◆ **Brief**
Copy every line of the data in which the word "index" occurs.

▬▬▬

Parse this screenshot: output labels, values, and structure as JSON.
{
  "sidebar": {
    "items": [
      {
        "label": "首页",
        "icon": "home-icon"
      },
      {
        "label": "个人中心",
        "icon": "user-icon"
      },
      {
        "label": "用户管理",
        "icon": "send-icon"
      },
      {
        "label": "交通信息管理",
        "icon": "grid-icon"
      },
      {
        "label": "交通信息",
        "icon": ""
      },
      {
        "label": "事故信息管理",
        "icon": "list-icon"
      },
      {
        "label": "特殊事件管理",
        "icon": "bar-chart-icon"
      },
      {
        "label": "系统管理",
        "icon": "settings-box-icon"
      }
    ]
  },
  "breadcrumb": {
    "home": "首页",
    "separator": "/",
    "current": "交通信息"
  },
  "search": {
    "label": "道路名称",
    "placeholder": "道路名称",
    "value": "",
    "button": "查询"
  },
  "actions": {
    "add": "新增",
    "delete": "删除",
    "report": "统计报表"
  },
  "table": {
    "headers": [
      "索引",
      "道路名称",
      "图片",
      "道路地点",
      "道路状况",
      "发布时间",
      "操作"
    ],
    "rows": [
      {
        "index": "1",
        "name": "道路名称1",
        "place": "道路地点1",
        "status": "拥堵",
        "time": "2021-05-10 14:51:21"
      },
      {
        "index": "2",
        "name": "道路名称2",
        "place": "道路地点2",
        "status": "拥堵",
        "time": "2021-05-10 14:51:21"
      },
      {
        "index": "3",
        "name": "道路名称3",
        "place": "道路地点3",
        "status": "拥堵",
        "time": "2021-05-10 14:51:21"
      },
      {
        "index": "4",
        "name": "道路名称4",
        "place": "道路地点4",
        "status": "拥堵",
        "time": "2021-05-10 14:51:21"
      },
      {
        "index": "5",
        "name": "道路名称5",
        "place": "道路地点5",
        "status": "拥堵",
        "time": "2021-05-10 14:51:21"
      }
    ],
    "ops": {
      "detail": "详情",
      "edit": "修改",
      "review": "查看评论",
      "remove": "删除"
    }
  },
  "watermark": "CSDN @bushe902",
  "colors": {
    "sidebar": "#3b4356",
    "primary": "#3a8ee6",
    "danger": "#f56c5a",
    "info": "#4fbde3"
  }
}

▬▬▬

◆ **Solution to this problem**
        "index": "1",
        "index": "2",
        "index": "3",
        "index": "4",
        "index": "5",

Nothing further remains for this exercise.